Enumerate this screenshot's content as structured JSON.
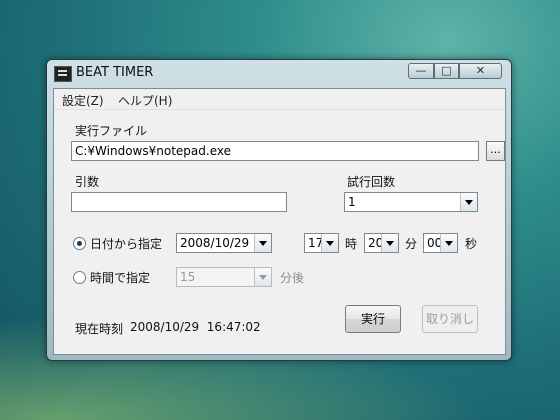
{
  "window": {
    "title": "BEAT TIMER",
    "controls": {
      "minimize": "—",
      "maximize": "□",
      "close": "✕"
    }
  },
  "menu": [
    {
      "label": "設定(Z)"
    },
    {
      "label": "ヘルプ(H)"
    }
  ],
  "exec_file": {
    "label": "実行ファイル",
    "value": "C:¥Windows¥notepad.exe",
    "browse_label": "..."
  },
  "args": {
    "label": "引数",
    "value": ""
  },
  "trials": {
    "label": "試行回数",
    "value": "1"
  },
  "date_mode": {
    "label": "日付から指定",
    "selected": true,
    "date": "2008/10/29",
    "hour": "17",
    "hour_unit": "時",
    "minute": "20",
    "minute_unit": "分",
    "second": "00",
    "second_unit": "秒"
  },
  "time_mode": {
    "label": "時間で指定",
    "selected": false,
    "minutes": "15",
    "unit": "分後"
  },
  "buttons": {
    "run": "実行",
    "cancel": "取り消し"
  },
  "status": {
    "label": "現在時刻",
    "datetime": "2008/10/29  16:47:02"
  }
}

■ Problem statement
Would you return the data exactly as written, without the pictures?

■ Written answer
Enumerate this screenshot's content as structured JSON.
{
  "window": {
    "title": "BEAT TIMER",
    "controls": {
      "minimize": "—",
      "maximize": "□",
      "close": "✕"
    }
  },
  "menu": [
    {
      "label": "設定(Z)"
    },
    {
      "label": "ヘルプ(H)"
    }
  ],
  "exec_file": {
    "label": "実行ファイル",
    "value": "C:¥Windows¥notepad.exe",
    "browse_label": "..."
  },
  "args": {
    "label": "引数",
    "value": ""
  },
  "trials": {
    "label": "試行回数",
    "value": "1"
  },
  "date_mode": {
    "label": "日付から指定",
    "selected": true,
    "date": "2008/10/29",
    "hour": "17",
    "hour_unit": "時",
    "minute": "20",
    "minute_unit": "分",
    "second": "00",
    "second_unit": "秒"
  },
  "time_mode": {
    "label": "時間で指定",
    "selected": false,
    "minutes": "15",
    "unit": "分後"
  },
  "buttons": {
    "run": "実行",
    "cancel": "取り消し"
  },
  "status": {
    "label": "現在時刻",
    "datetime": "2008/10/29  16:47:02"
  }
}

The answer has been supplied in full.